- [Requirement]
Go through the data and copy every line exactly, but not the images.

- [Figure data in JSON]
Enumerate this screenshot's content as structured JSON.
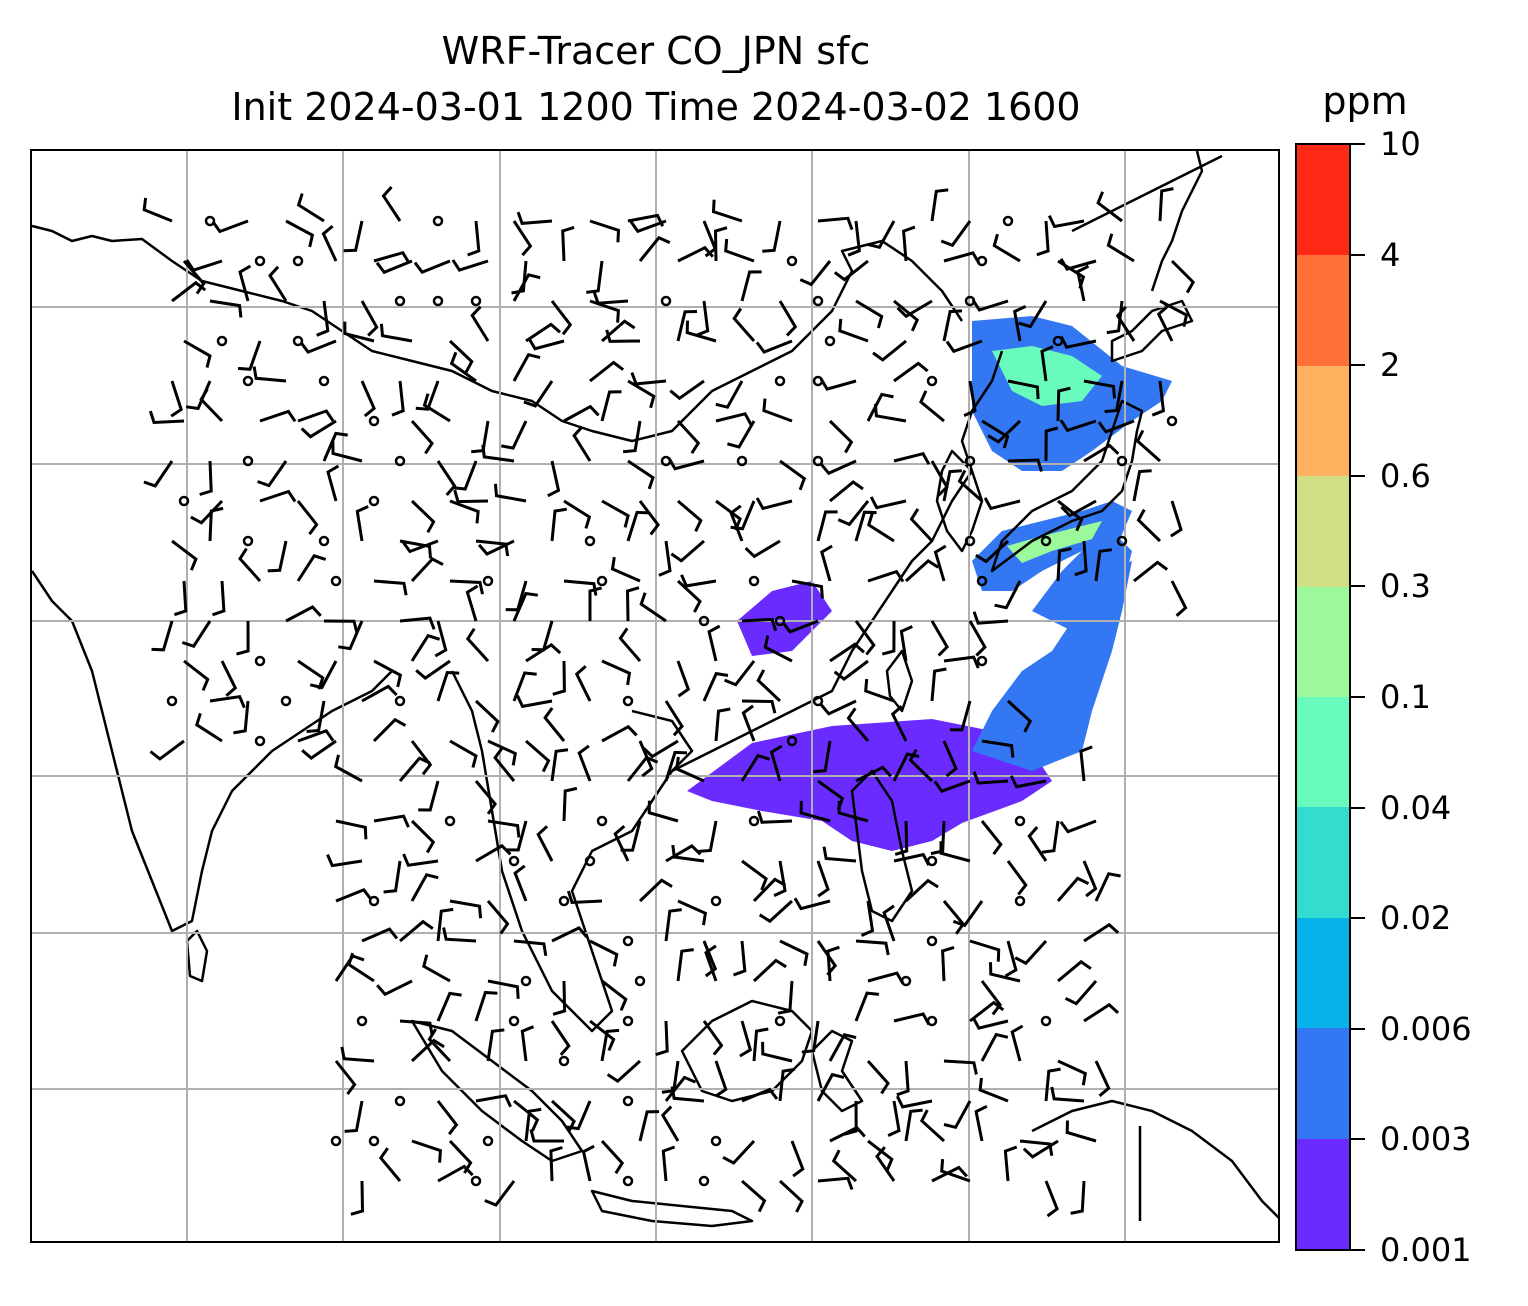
{
  "title": {
    "line1": "WRF-Tracer CO_JPN sfc",
    "line2": "Init 2024-03-01 1200 Time 2024-03-02 1600"
  },
  "colorbar": {
    "unit": "ppm",
    "levels": [
      "0.001",
      "0.003",
      "0.006",
      "0.02",
      "0.04",
      "0.1",
      "0.3",
      "0.6",
      "2",
      "4",
      "10"
    ],
    "colors": [
      "#6a2bff",
      "#3377f2",
      "#07b2ea",
      "#33dccf",
      "#69fbbc",
      "#9bf89b",
      "#d0df86",
      "#ffb160",
      "#ff7139",
      "#ff2a16"
    ]
  },
  "map": {
    "type": "tracer-concentration-with-wind-barbs",
    "variable": "CO_JPN",
    "level": "sfc",
    "gridlines": true,
    "plume_colors": {
      "low": "#6a2bff",
      "mid": "#3377f2",
      "high": "#69fbbc",
      "peak": "#9bf89b"
    }
  }
}
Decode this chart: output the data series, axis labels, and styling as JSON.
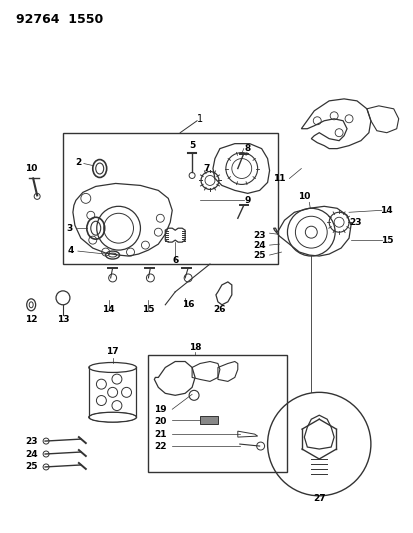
{
  "title": "92764  1550",
  "background_color": "#ffffff",
  "line_color": "#333333",
  "text_color": "#000000",
  "fig_width": 4.14,
  "fig_height": 5.33,
  "dpi": 100
}
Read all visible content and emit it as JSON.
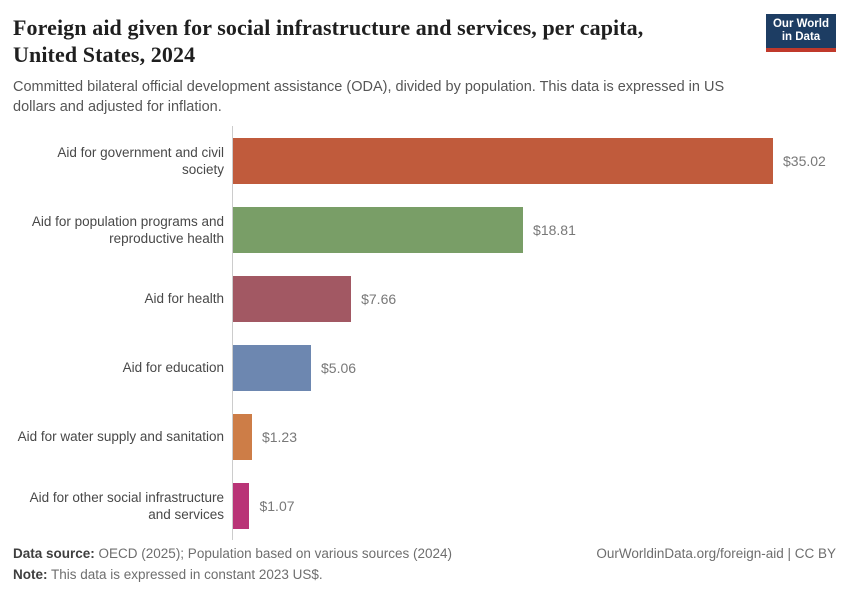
{
  "header": {
    "title_line1": "Foreign aid given for social infrastructure and services, per capita,",
    "title_line2": "United States, 2024",
    "subtitle": "Committed bilateral official development assistance (ODA), divided by population. This data is expressed in US dollars and adjusted for inflation.",
    "logo": {
      "line1": "Our World",
      "line2": "in Data",
      "bg_color": "#1d3d63",
      "accent_color": "#c0392b"
    }
  },
  "chart_data": {
    "type": "bar",
    "orientation": "horizontal",
    "title": "Foreign aid given for social infrastructure and services, per capita, United States, 2024",
    "xlabel": "",
    "ylabel": "",
    "xlim": [
      0,
      35.02
    ],
    "grid": false,
    "axis_color": "#cccccc",
    "unit": "constant 2023 US$ per capita",
    "categories": [
      "Aid for government and civil society",
      "Aid for population programs and reproductive health",
      "Aid for health",
      "Aid for education",
      "Aid for water supply and sanitation",
      "Aid for other social infrastructure and services"
    ],
    "values": [
      35.02,
      18.81,
      7.66,
      5.06,
      1.23,
      1.07
    ],
    "value_labels": [
      "$35.02",
      "$18.81",
      "$7.66",
      "$5.06",
      "$1.23",
      "$1.07"
    ],
    "colors": [
      "#c05b3c",
      "#799e67",
      "#a25863",
      "#6d87b0",
      "#cd7d47",
      "#b93477"
    ]
  },
  "footer": {
    "data_source_label": "Data source:",
    "data_source_text": " OECD (2025); Population based on various sources (2024)",
    "note_label": "Note:",
    "note_text": " This data is expressed in constant 2023 US$.",
    "link_text": "OurWorldinData.org/foreign-aid | CC BY"
  }
}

- [Exercise solution]
Enumerate this screenshot's content as structured JSON.
{
  "title": {
    "line1": "WRF-Tracer CO_JPN sfc",
    "line2": "Init 2024-03-01 1200 Time 2024-03-02 1600"
  },
  "colorbar": {
    "unit": "ppm",
    "levels": [
      "0.001",
      "0.003",
      "0.006",
      "0.02",
      "0.04",
      "0.1",
      "0.3",
      "0.6",
      "2",
      "4",
      "10"
    ],
    "colors": [
      "#6a2bff",
      "#3377f2",
      "#07b2ea",
      "#33dccf",
      "#69fbbc",
      "#9bf89b",
      "#d0df86",
      "#ffb160",
      "#ff7139",
      "#ff2a16"
    ]
  },
  "map": {
    "type": "tracer-concentration-with-wind-barbs",
    "variable": "CO_JPN",
    "level": "sfc",
    "gridlines": true,
    "plume_colors": {
      "low": "#6a2bff",
      "mid": "#3377f2",
      "high": "#69fbbc",
      "peak": "#9bf89b"
    }
  }
}
Decode this chart: output the data series, axis labels, and styling as JSON.
{
  "title": "92764  1550",
  "background_color": "#ffffff",
  "line_color": "#333333",
  "text_color": "#000000",
  "fig_width": 4.14,
  "fig_height": 5.33,
  "dpi": 100
}
Read all visible content and emit it as JSON.
{
  "header": {
    "title_line1": "Foreign aid given for social infrastructure and services, per capita,",
    "title_line2": "United States, 2024",
    "subtitle": "Committed bilateral official development assistance (ODA), divided by population. This data is expressed in US dollars and adjusted for inflation.",
    "logo": {
      "line1": "Our World",
      "line2": "in Data",
      "bg_color": "#1d3d63",
      "accent_color": "#c0392b"
    }
  },
  "chart_data": {
    "type": "bar",
    "orientation": "horizontal",
    "title": "Foreign aid given for social infrastructure and services, per capita, United States, 2024",
    "xlabel": "",
    "ylabel": "",
    "xlim": [
      0,
      35.02
    ],
    "grid": false,
    "axis_color": "#cccccc",
    "unit": "constant 2023 US$ per capita",
    "categories": [
      "Aid for government and civil society",
      "Aid for population programs and reproductive health",
      "Aid for health",
      "Aid for education",
      "Aid for water supply and sanitation",
      "Aid for other social infrastructure and services"
    ],
    "values": [
      35.02,
      18.81,
      7.66,
      5.06,
      1.23,
      1.07
    ],
    "value_labels": [
      "$35.02",
      "$18.81",
      "$7.66",
      "$5.06",
      "$1.23",
      "$1.07"
    ],
    "colors": [
      "#c05b3c",
      "#799e67",
      "#a25863",
      "#6d87b0",
      "#cd7d47",
      "#b93477"
    ]
  },
  "footer": {
    "data_source_label": "Data source:",
    "data_source_text": " OECD (2025); Population based on various sources (2024)",
    "note_label": "Note:",
    "note_text": " This data is expressed in constant 2023 US$.",
    "link_text": "OurWorldinData.org/foreign-aid | CC BY"
  }
}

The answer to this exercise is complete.